## [Entries provided]
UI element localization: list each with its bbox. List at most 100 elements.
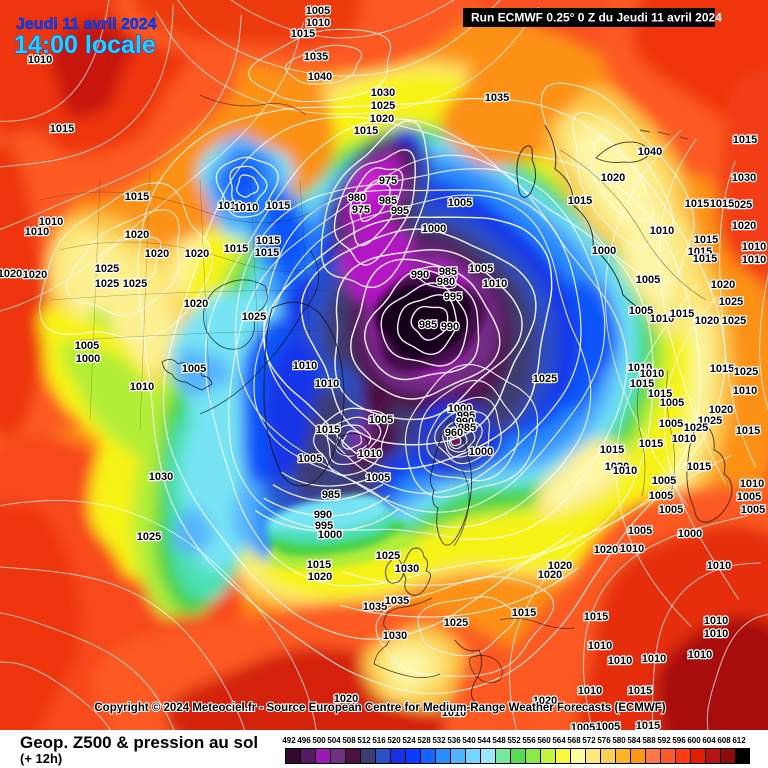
svg-text:1020: 1020 [308, 571, 332, 583]
svg-text:1000: 1000 [678, 528, 702, 540]
svg-text:1015: 1015 [291, 28, 315, 40]
svg-text:1015: 1015 [687, 461, 711, 473]
svg-text:1005: 1005 [660, 397, 684, 409]
svg-text:975: 975 [379, 175, 397, 187]
svg-text:1005: 1005 [366, 472, 390, 484]
svg-text:1020: 1020 [709, 404, 733, 416]
svg-text:1010: 1010 [613, 465, 637, 477]
svg-text:1015: 1015 [685, 198, 709, 210]
svg-text:1015: 1015 [736, 425, 760, 437]
svg-text:1010: 1010 [578, 685, 602, 697]
svg-text:1015: 1015 [307, 559, 331, 571]
svg-text:1010: 1010 [650, 313, 674, 325]
svg-text:1005: 1005 [596, 721, 620, 730]
svg-text:1005: 1005 [649, 490, 673, 502]
svg-text:1010: 1010 [704, 615, 728, 627]
svg-text:990: 990 [456, 416, 474, 428]
svg-text:975: 975 [352, 204, 370, 216]
svg-text:1005: 1005 [369, 414, 393, 426]
svg-text:1020: 1020 [732, 220, 756, 232]
svg-text:1010: 1010 [640, 368, 664, 380]
svg-text:1020: 1020 [711, 279, 735, 291]
svg-text:1015: 1015 [584, 611, 608, 623]
svg-text:1015: 1015 [600, 444, 624, 456]
svg-text:1005: 1005 [298, 453, 322, 465]
svg-text:1025: 1025 [722, 315, 746, 327]
svg-text:1020: 1020 [145, 248, 169, 260]
svg-text:990: 990 [411, 269, 429, 281]
svg-text:1010: 1010 [315, 378, 339, 390]
svg-text:1035: 1035 [304, 51, 328, 63]
svg-text:985: 985 [439, 266, 457, 278]
svg-text:1010: 1010 [39, 216, 63, 228]
svg-text:1005: 1005 [75, 340, 99, 352]
svg-text:1005: 1005 [182, 363, 206, 375]
svg-text:1015: 1015 [568, 195, 592, 207]
svg-text:1025: 1025 [242, 311, 266, 323]
svg-text:1005: 1005 [737, 491, 761, 503]
svg-text:1030: 1030 [395, 563, 419, 575]
svg-text:1035: 1035 [363, 601, 387, 613]
svg-text:1025: 1025 [95, 278, 119, 290]
svg-text:1010: 1010 [707, 560, 731, 572]
svg-text:990: 990 [314, 509, 332, 521]
svg-text:1035: 1035 [385, 595, 409, 607]
svg-text:1015: 1015 [693, 253, 717, 265]
svg-text:1010: 1010 [650, 225, 674, 237]
svg-text:1020: 1020 [23, 269, 47, 281]
svg-text:1010: 1010 [642, 653, 666, 665]
svg-text:995: 995 [457, 410, 475, 422]
svg-text:1020: 1020 [605, 461, 629, 473]
svg-text:1010: 1010 [218, 200, 242, 212]
svg-text:1010: 1010 [620, 543, 644, 555]
svg-text:1020: 1020 [0, 268, 22, 280]
svg-text:1015: 1015 [266, 200, 290, 212]
svg-text:1010: 1010 [234, 202, 258, 214]
svg-text:1015: 1015 [125, 191, 149, 203]
svg-text:1005: 1005 [636, 274, 660, 286]
svg-text:1000: 1000 [76, 353, 100, 365]
svg-text:1000: 1000 [318, 529, 342, 541]
svg-text:1015: 1015 [710, 363, 734, 375]
svg-text:1035: 1035 [485, 92, 509, 104]
svg-text:Copyright © 2024 Meteociel.fr: Copyright © 2024 Meteociel.fr - Source E… [94, 702, 665, 714]
svg-text:1025: 1025 [376, 550, 400, 562]
svg-text:1015: 1015 [636, 720, 660, 730]
svg-text:980: 980 [348, 192, 366, 204]
svg-text:995: 995 [391, 205, 409, 217]
svg-text:1020: 1020 [370, 113, 394, 125]
svg-text:1005: 1005 [652, 475, 676, 487]
svg-text:1015: 1015 [512, 607, 536, 619]
svg-text:14:00 locale: 14:00 locale [14, 31, 156, 59]
svg-text:1040: 1040 [638, 146, 662, 158]
svg-text:1025: 1025 [123, 278, 147, 290]
svg-text:1005: 1005 [448, 197, 472, 209]
svg-text:995: 995 [444, 291, 462, 303]
svg-text:1025: 1025 [728, 199, 752, 211]
svg-text:995: 995 [315, 520, 333, 532]
svg-text:1005: 1005 [306, 5, 330, 17]
svg-text:1025: 1025 [734, 366, 758, 378]
svg-text:1015: 1015 [688, 246, 712, 258]
svg-text:1015: 1015 [224, 243, 248, 255]
svg-text:1015: 1015 [694, 234, 718, 246]
svg-text:1000: 1000 [448, 403, 472, 415]
svg-text:1025: 1025 [371, 100, 395, 112]
svg-text:1025: 1025 [95, 263, 119, 275]
svg-text:1010: 1010 [740, 478, 764, 490]
svg-text:1005: 1005 [629, 305, 653, 317]
svg-text:1010: 1010 [483, 278, 507, 290]
svg-text:1010: 1010 [688, 649, 712, 661]
svg-text:1015: 1015 [733, 134, 757, 146]
svg-text:1015: 1015 [639, 438, 663, 450]
svg-text:1015: 1015 [630, 378, 654, 390]
svg-text:1020: 1020 [594, 544, 618, 556]
svg-text:1005: 1005 [659, 504, 683, 516]
svg-text:1010: 1010 [672, 433, 696, 445]
svg-text:1015: 1015 [50, 123, 74, 135]
svg-text:1010: 1010 [742, 254, 766, 266]
svg-text:985: 985 [458, 422, 476, 434]
svg-text:1000: 1000 [422, 223, 446, 235]
svg-text:1030: 1030 [149, 471, 173, 483]
svg-text:1010: 1010 [28, 54, 52, 66]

## [Stated exercise]
Reproduce the material above verbatim, line for line, leaving out any pictures.

## [Correct response]
UI element localization: list each with its bbox. List at most 100 elements.
svg-text:1020: 1020 [308, 571, 332, 583]
svg-text:1000: 1000 [678, 528, 702, 540]
svg-text:1015: 1015 [291, 28, 315, 40]
svg-text:1015: 1015 [687, 461, 711, 473]
svg-text:1005: 1005 [660, 397, 684, 409]
svg-text:975: 975 [379, 175, 397, 187]
svg-text:1005: 1005 [366, 472, 390, 484]
svg-text:1020: 1020 [709, 404, 733, 416]
svg-text:1010: 1010 [613, 465, 637, 477]
svg-text:1015: 1015 [685, 198, 709, 210]
svg-text:1015: 1015 [736, 425, 760, 437]
svg-text:1010: 1010 [578, 685, 602, 697]
svg-text:1015: 1015 [307, 559, 331, 571]
svg-text:1010: 1010 [650, 313, 674, 325]
svg-text:1005: 1005 [596, 721, 620, 730]
svg-text:1005: 1005 [649, 490, 673, 502]
svg-text:1010: 1010 [704, 615, 728, 627]
svg-text:990: 990 [456, 416, 474, 428]
svg-text:975: 975 [352, 204, 370, 216]
svg-text:1005: 1005 [369, 414, 393, 426]
svg-text:1020: 1020 [732, 220, 756, 232]
svg-text:1010: 1010 [640, 368, 664, 380]
svg-text:1020: 1020 [711, 279, 735, 291]
svg-text:1015: 1015 [584, 611, 608, 623]
svg-text:1015: 1015 [600, 444, 624, 456]
svg-text:1005: 1005 [298, 453, 322, 465]
svg-text:1025: 1025 [722, 315, 746, 327]
svg-text:1020: 1020 [145, 248, 169, 260]
svg-text:990: 990 [411, 269, 429, 281]
svg-text:1010: 1010 [315, 378, 339, 390]
svg-text:1035: 1035 [304, 51, 328, 63]
svg-text:985: 985 [439, 266, 457, 278]
svg-text:1010: 1010 [39, 216, 63, 228]
svg-text:1005: 1005 [75, 340, 99, 352]
svg-text:1005: 1005 [182, 363, 206, 375]
svg-text:1015: 1015 [568, 195, 592, 207]
svg-text:1025: 1025 [242, 311, 266, 323]
svg-text:1005: 1005 [737, 491, 761, 503]
svg-text:1030: 1030 [395, 563, 419, 575]
svg-text:1035: 1035 [363, 601, 387, 613]
svg-text:1025: 1025 [95, 278, 119, 290]
svg-text:1010: 1010 [707, 560, 731, 572]
svg-text:990: 990 [314, 509, 332, 521]
svg-text:1035: 1035 [385, 595, 409, 607]
svg-text:1015: 1015 [693, 253, 717, 265]
svg-text:1010: 1010 [650, 225, 674, 237]
svg-text:1020: 1020 [23, 269, 47, 281]
svg-text:1010: 1010 [642, 653, 666, 665]
svg-text:995: 995 [457, 410, 475, 422]
svg-text:1020: 1020 [605, 461, 629, 473]
svg-text:1010: 1010 [218, 200, 242, 212]
svg-text:1010: 1010 [620, 543, 644, 555]
svg-text:1020: 1020 [0, 268, 22, 280]
svg-text:1015: 1015 [266, 200, 290, 212]
svg-text:1010: 1010 [234, 202, 258, 214]
svg-text:1015: 1015 [125, 191, 149, 203]
svg-text:1005: 1005 [636, 274, 660, 286]
svg-text:1000: 1000 [76, 353, 100, 365]
svg-text:1000: 1000 [318, 529, 342, 541]
svg-text:1015: 1015 [710, 363, 734, 375]
svg-text:1035: 1035 [485, 92, 509, 104]
svg-text:Copyright © 2024 Meteociel.fr: Copyright © 2024 Meteociel.fr - Source E… [94, 702, 665, 714]
svg-text:1025: 1025 [376, 550, 400, 562]
svg-text:1015: 1015 [636, 720, 660, 730]
svg-text:980: 980 [348, 192, 366, 204]
svg-text:995: 995 [391, 205, 409, 217]
svg-text:1020: 1020 [370, 113, 394, 125]
svg-text:1005: 1005 [652, 475, 676, 487]
svg-text:1015: 1015 [512, 607, 536, 619]
svg-text:14:00 locale: 14:00 locale [14, 31, 156, 59]
svg-text:1040: 1040 [638, 146, 662, 158]
svg-text:1025: 1025 [123, 278, 147, 290]
svg-text:1005: 1005 [448, 197, 472, 209]
svg-text:995: 995 [444, 291, 462, 303]
svg-text:1025: 1025 [728, 199, 752, 211]
svg-text:995: 995 [315, 520, 333, 532]
svg-text:1005: 1005 [306, 5, 330, 17]
svg-text:1025: 1025 [734, 366, 758, 378]
svg-text:1015: 1015 [688, 246, 712, 258]
svg-text:1015: 1015 [224, 243, 248, 255]
svg-text:1015: 1015 [694, 234, 718, 246]
svg-text:1000: 1000 [448, 403, 472, 415]
svg-text:1025: 1025 [371, 100, 395, 112]
svg-text:1025: 1025 [95, 263, 119, 275]
svg-text:1010: 1010 [740, 478, 764, 490]
svg-text:1005: 1005 [629, 305, 653, 317]
svg-text:1010: 1010 [483, 278, 507, 290]
svg-text:1010: 1010 [688, 649, 712, 661]
svg-text:1015: 1015 [733, 134, 757, 146]
svg-text:1015: 1015 [639, 438, 663, 450]
svg-text:1015: 1015 [630, 378, 654, 390]
svg-text:1020: 1020 [594, 544, 618, 556]
svg-text:1005: 1005 [659, 504, 683, 516]
svg-text:1010: 1010 [672, 433, 696, 445]
svg-text:1015: 1015 [50, 123, 74, 135]
svg-text:1010: 1010 [742, 254, 766, 266]
svg-text:985: 985 [458, 422, 476, 434]
svg-text:1000: 1000 [422, 223, 446, 235]
svg-text:1030: 1030 [149, 471, 173, 483]
svg-text:1010: 1010 [28, 54, 52, 66]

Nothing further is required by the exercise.